EXERCISE DESCRIPTION -> Gather each line of the records where "JSON" appears.

═════ DATA TO PROCESS ═════

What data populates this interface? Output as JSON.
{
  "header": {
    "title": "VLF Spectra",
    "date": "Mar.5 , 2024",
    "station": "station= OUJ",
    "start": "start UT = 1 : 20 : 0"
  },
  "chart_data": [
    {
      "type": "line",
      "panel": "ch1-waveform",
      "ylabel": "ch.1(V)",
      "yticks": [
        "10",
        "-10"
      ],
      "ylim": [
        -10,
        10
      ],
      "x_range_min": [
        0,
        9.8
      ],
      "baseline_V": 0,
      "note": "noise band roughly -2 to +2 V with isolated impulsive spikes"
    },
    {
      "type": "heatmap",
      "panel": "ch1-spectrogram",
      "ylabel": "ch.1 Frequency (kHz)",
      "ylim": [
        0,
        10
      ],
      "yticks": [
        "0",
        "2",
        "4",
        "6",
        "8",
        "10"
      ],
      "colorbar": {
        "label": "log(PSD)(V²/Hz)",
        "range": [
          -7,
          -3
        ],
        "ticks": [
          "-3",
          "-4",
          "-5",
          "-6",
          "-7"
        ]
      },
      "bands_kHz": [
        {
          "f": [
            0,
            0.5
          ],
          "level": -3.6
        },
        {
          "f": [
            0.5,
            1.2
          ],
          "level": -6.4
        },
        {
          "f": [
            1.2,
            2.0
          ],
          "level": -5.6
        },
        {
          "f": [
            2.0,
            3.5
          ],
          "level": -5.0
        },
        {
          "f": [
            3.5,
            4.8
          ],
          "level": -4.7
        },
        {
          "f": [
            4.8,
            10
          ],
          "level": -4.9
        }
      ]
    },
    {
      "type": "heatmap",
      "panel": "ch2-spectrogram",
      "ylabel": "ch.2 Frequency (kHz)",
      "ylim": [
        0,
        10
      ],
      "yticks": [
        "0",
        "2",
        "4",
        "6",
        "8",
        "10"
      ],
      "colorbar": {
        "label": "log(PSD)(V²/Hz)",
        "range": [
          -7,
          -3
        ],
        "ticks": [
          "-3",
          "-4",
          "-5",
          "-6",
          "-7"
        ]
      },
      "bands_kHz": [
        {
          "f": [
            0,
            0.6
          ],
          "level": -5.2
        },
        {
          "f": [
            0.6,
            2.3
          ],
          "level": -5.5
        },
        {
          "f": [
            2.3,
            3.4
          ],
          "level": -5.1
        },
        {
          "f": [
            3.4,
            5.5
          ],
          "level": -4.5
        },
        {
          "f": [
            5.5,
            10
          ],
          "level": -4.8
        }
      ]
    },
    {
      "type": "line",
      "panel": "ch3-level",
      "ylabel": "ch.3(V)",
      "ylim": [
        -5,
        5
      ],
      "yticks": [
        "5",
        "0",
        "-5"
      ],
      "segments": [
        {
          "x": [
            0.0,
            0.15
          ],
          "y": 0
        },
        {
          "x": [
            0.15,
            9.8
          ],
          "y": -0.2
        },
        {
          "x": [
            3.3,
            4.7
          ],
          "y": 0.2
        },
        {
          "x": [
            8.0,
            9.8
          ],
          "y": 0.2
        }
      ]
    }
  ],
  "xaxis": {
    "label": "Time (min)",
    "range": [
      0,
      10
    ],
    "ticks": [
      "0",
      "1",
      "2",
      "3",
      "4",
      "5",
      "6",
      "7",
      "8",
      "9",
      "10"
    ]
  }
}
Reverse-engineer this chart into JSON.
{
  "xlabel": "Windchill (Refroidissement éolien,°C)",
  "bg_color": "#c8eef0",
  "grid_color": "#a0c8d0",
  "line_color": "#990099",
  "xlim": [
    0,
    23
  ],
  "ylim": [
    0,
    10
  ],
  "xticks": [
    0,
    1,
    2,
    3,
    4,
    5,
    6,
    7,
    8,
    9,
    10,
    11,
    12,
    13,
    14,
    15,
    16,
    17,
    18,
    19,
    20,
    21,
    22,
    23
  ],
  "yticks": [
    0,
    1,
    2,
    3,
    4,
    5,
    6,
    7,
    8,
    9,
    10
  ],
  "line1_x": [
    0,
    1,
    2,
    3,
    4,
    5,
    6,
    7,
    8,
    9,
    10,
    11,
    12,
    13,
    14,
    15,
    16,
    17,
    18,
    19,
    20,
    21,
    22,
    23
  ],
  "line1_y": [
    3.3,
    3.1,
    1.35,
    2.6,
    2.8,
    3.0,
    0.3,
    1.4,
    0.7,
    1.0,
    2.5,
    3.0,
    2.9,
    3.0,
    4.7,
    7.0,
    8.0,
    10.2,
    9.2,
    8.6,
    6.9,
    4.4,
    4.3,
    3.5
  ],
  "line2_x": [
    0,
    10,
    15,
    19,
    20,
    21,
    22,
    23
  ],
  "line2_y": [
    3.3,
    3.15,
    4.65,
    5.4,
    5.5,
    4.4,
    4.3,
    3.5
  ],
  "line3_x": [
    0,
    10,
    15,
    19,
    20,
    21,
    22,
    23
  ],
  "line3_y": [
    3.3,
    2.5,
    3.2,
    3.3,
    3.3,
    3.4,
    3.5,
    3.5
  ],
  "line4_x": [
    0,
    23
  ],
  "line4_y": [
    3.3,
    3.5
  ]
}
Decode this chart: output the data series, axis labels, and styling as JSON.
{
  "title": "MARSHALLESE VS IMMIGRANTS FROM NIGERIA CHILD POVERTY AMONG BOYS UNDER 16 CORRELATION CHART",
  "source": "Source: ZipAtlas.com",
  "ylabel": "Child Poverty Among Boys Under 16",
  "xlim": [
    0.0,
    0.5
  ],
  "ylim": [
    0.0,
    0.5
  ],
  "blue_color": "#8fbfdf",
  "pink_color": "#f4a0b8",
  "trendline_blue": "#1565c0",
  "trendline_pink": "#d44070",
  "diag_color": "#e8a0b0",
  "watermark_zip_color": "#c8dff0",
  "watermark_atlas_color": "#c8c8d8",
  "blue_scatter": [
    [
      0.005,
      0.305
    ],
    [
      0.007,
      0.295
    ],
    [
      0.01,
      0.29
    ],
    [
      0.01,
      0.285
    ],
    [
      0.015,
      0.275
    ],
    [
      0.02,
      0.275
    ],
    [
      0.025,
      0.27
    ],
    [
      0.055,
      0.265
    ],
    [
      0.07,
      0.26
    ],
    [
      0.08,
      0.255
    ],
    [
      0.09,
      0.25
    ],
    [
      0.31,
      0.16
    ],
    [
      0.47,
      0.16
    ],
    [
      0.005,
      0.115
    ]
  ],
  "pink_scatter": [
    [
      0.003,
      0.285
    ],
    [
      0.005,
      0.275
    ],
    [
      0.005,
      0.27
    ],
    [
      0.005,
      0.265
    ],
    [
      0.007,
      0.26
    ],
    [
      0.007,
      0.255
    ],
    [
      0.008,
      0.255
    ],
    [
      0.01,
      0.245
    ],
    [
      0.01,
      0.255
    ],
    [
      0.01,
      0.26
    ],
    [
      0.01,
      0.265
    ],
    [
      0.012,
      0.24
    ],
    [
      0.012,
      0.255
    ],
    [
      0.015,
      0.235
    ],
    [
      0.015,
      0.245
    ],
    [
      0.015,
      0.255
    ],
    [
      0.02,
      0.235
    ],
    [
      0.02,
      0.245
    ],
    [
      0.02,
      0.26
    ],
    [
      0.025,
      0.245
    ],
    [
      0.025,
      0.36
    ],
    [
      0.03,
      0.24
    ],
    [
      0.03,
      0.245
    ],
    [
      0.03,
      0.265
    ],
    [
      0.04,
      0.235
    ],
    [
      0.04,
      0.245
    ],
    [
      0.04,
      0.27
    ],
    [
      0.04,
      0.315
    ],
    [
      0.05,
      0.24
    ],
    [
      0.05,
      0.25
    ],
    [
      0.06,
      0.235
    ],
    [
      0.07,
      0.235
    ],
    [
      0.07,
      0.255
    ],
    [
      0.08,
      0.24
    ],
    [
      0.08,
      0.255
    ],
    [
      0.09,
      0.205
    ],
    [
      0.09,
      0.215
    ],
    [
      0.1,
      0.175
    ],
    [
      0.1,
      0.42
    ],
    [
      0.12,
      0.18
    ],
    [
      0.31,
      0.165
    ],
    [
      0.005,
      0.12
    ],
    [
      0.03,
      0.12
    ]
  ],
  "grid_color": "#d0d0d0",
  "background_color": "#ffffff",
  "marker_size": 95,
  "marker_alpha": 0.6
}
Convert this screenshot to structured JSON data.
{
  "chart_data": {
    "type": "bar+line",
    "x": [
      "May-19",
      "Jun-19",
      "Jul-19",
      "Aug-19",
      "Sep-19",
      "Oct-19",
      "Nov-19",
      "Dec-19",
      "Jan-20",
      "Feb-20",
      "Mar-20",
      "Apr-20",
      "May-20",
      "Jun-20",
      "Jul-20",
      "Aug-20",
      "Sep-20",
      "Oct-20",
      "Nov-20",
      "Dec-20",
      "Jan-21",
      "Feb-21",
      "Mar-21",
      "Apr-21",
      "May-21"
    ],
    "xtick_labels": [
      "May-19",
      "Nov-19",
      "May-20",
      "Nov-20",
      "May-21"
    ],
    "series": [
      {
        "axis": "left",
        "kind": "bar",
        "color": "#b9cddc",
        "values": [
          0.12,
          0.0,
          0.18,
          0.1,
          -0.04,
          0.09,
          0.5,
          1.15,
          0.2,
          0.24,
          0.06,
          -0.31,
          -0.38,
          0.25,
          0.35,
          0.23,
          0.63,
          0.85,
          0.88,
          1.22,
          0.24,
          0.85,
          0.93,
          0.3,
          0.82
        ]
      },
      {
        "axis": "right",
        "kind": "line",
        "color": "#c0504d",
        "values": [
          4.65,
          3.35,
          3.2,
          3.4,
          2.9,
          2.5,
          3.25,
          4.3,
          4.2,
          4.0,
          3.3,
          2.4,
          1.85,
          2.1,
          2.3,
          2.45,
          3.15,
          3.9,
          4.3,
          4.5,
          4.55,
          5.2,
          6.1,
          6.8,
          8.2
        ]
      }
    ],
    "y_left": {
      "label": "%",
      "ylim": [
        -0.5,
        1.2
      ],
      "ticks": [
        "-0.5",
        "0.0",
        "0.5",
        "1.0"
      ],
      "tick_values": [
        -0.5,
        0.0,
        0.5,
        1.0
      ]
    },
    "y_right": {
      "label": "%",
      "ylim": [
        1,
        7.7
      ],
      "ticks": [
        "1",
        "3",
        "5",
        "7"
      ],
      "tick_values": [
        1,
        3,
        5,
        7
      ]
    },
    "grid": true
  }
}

═════

RESULT OF THE TASK ->
What data populates this interface? Output as JSON.
Reverse-engineer this chart into JSON.
Decode this chart: output the data series, axis labels, and styling as JSON.
Convert this screenshot to structured JSON data.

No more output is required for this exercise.